● **WHAT NEEDS TO BE DONE**: Gather all lines containing the string "Кабардино" and copy them out.

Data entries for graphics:

___

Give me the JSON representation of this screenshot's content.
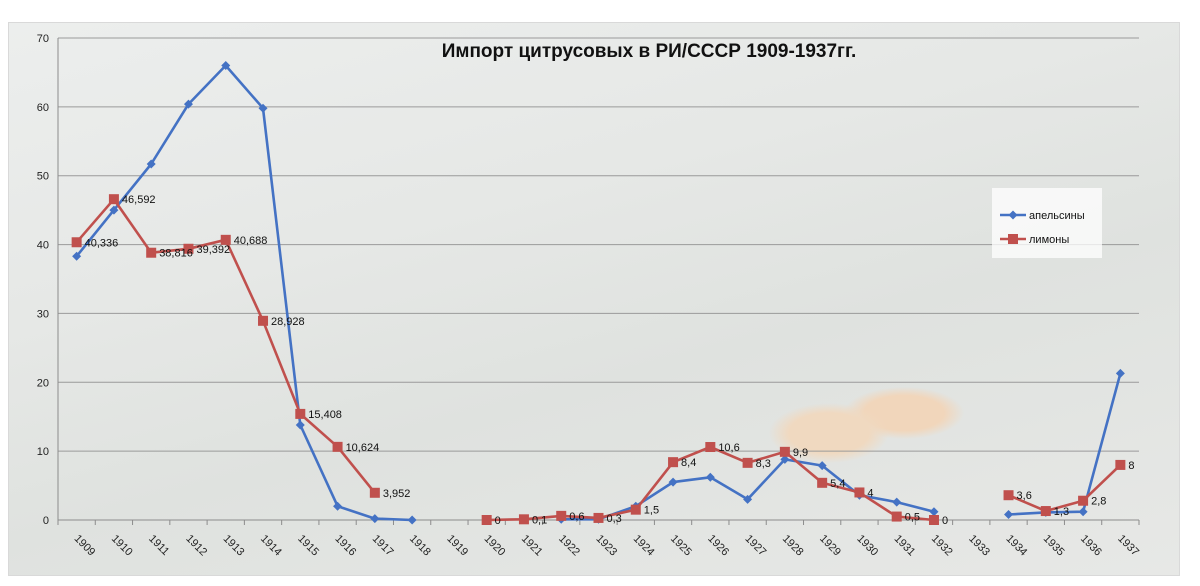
{
  "chart_data": {
    "type": "line",
    "title": "Импорт цитрусовых в РИ/СССР 1909-1937гг.",
    "xlabel": "",
    "ylabel": "",
    "ylim": [
      0,
      70
    ],
    "yticks": [
      0,
      10,
      20,
      30,
      40,
      50,
      60,
      70
    ],
    "categories": [
      "1909",
      "1910",
      "1911",
      "1912",
      "1913",
      "1914",
      "1915",
      "1916",
      "1917",
      "1918",
      "1919",
      "1920",
      "1921",
      "1922",
      "1923",
      "1924",
      "1925",
      "1926",
      "1927",
      "1928",
      "1929",
      "1930",
      "1931",
      "1932",
      "1933",
      "1934",
      "1935",
      "1936",
      "1937"
    ],
    "grid": true,
    "legend_position": "right",
    "series": [
      {
        "name": "апельсины",
        "color": "#4472c4",
        "marker": "diamond",
        "values": [
          38.3,
          45.0,
          51.7,
          60.4,
          66.0,
          59.8,
          13.8,
          2.0,
          0.2,
          0.0,
          null,
          null,
          null,
          0.1,
          0.1,
          2.0,
          5.5,
          6.2,
          3.0,
          8.8,
          7.9,
          3.6,
          2.6,
          1.2,
          null,
          0.8,
          1.1,
          1.2,
          21.3
        ]
      },
      {
        "name": "лимоны",
        "color": "#c0504d",
        "marker": "square",
        "values": [
          40.336,
          46.592,
          38.816,
          39.392,
          40.688,
          28.928,
          15.408,
          10.624,
          3.952,
          null,
          null,
          0,
          0.1,
          0.6,
          0.3,
          1.5,
          8.4,
          10.6,
          8.3,
          9.9,
          5.4,
          4,
          0.5,
          0,
          null,
          3.6,
          1.3,
          2.8,
          8
        ],
        "labels": [
          "40,336",
          "46,592",
          "38,816",
          "39,392",
          "40,688",
          "28,928",
          "15,408",
          "10,624",
          "3,952",
          null,
          null,
          "0",
          "0,1",
          "0,6",
          "0,3",
          "1,5",
          "8,4",
          "10,6",
          "8,3",
          "9,9",
          "5,4",
          "4",
          "0,5",
          "0",
          null,
          "3,6",
          "1,3",
          "2,8",
          "8"
        ]
      }
    ]
  }
}
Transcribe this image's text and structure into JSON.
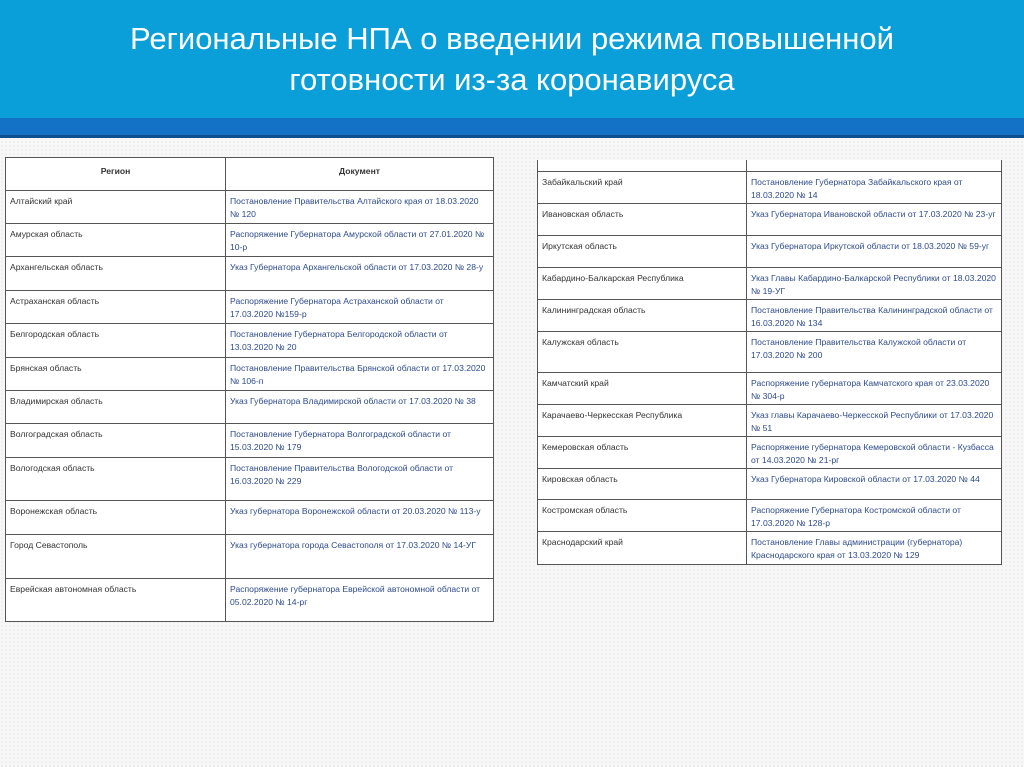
{
  "slide": {
    "title_line1": "Региональные НПА о введении режима повышенной",
    "title_line2": "готовности из-за коронавируса",
    "header_color": "#0a9fd8",
    "band_color": "#1372c6",
    "link_color": "#2e4a8c"
  },
  "left_table": {
    "headers": [
      "Регион",
      "Документ"
    ],
    "rows": [
      {
        "region": "Алтайский край",
        "doc": "Постановление Правительства Алтайского края от 18.03.2020 № 120"
      },
      {
        "region": "Амурская область",
        "doc": "Распоряжение Губернатора Амурской области от 27.01.2020 № 10-р"
      },
      {
        "region": "Архангельская область",
        "doc": "Указ Губернатора Архангельской области от 17.03.2020 № 28-у"
      },
      {
        "region": "Астраханская область",
        "doc": "Распоряжение Губернатора Астраханской области от 17.03.2020 №159-р"
      },
      {
        "region": "Белгородская область",
        "doc": "Постановление Губернатора Белгородской области от 13.03.2020 № 20"
      },
      {
        "region": "Брянская область",
        "doc": "Постановление Правительства Брянской области от 17.03.2020 № 106-п"
      },
      {
        "region": "Владимирская область",
        "doc": "Указ Губернатора Владимирской области от 17.03.2020 № 38"
      },
      {
        "region": "Волгоградская область",
        "doc": "Постановление Губернатора Волгоградской области от 15.03.2020 № 179"
      },
      {
        "region": "Вологодская область",
        "doc": "Постановление Правительства Вологодской области от 16.03.2020 № 229"
      },
      {
        "region": "Воронежская область",
        "doc": "Указ губернатора Воронежской области от 20.03.2020 № 113-у"
      },
      {
        "region": "Город Севастополь",
        "doc": "Указ губернатора города Севастополя от 17.03.2020 № 14-УГ"
      },
      {
        "region": "Еврейская автономная область",
        "doc": "Распоряжение губернатора Еврейской автономной области от 05.02.2020 № 14-рг"
      }
    ]
  },
  "right_table": {
    "rows": [
      {
        "region": "Забайкальский край",
        "doc": "Постановление Губернатора Забайкальского края от 18.03.2020 № 14"
      },
      {
        "region": "Ивановская область",
        "doc": "Указ Губернатора Ивановской области от 17.03.2020 № 23-уг"
      },
      {
        "region": "Иркутская область",
        "doc": "Указ Губернатора Иркутской области от 18.03.2020 № 59-уг"
      },
      {
        "region": "Кабардино-Балкарская Республика",
        "doc": "Указ Главы Кабардино-Балкарской Республики от 18.03.2020 № 19-УГ"
      },
      {
        "region": "Калининградская область",
        "doc": "Постановление Правительства Калининградской области от 16.03.2020 № 134"
      },
      {
        "region": "Калужская область",
        "doc": "Постановление Правительства Калужской области от 17.03.2020 № 200"
      },
      {
        "region": "Камчатский край",
        "doc": "Распоряжение губернатора Камчатского края от 23.03.2020 № 304-р"
      },
      {
        "region": "Карачаево-Черкесская Республика",
        "doc": "Указ главы Карачаево-Черкесской Республики от 17.03.2020 № 51"
      },
      {
        "region": "Кемеровская область",
        "doc": "Распоряжение губернатора Кемеровской области - Кузбасса от 14.03.2020 № 21-рг"
      },
      {
        "region": "Кировская область",
        "doc": "Указ Губернатора Кировской области от 17.03.2020 № 44"
      },
      {
        "region": "Костромская область",
        "doc": "Распоряжение Губернатора Костромской области от 17.03.2020 № 128-р"
      },
      {
        "region": "Краснодарский край",
        "doc": "Постановление Главы администрации (губернатора) Краснодарского края от 13.03.2020 № 129"
      }
    ]
  }
}
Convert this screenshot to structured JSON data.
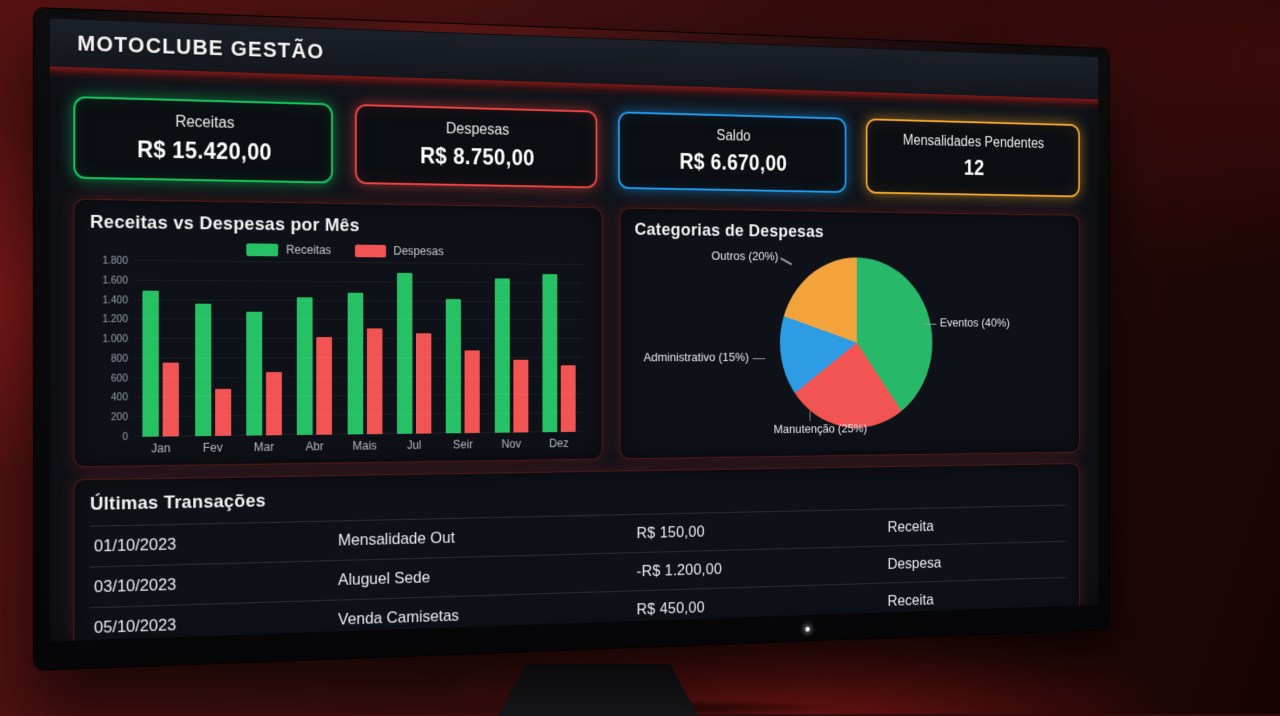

___

● **PROBLEM SOLUTION**:
        "region": "Кабардино-Балкарская Республика",
        "doc": "Указ Главы Кабардино-Балкарской Республики от 18.03.2020 № 19-УГ"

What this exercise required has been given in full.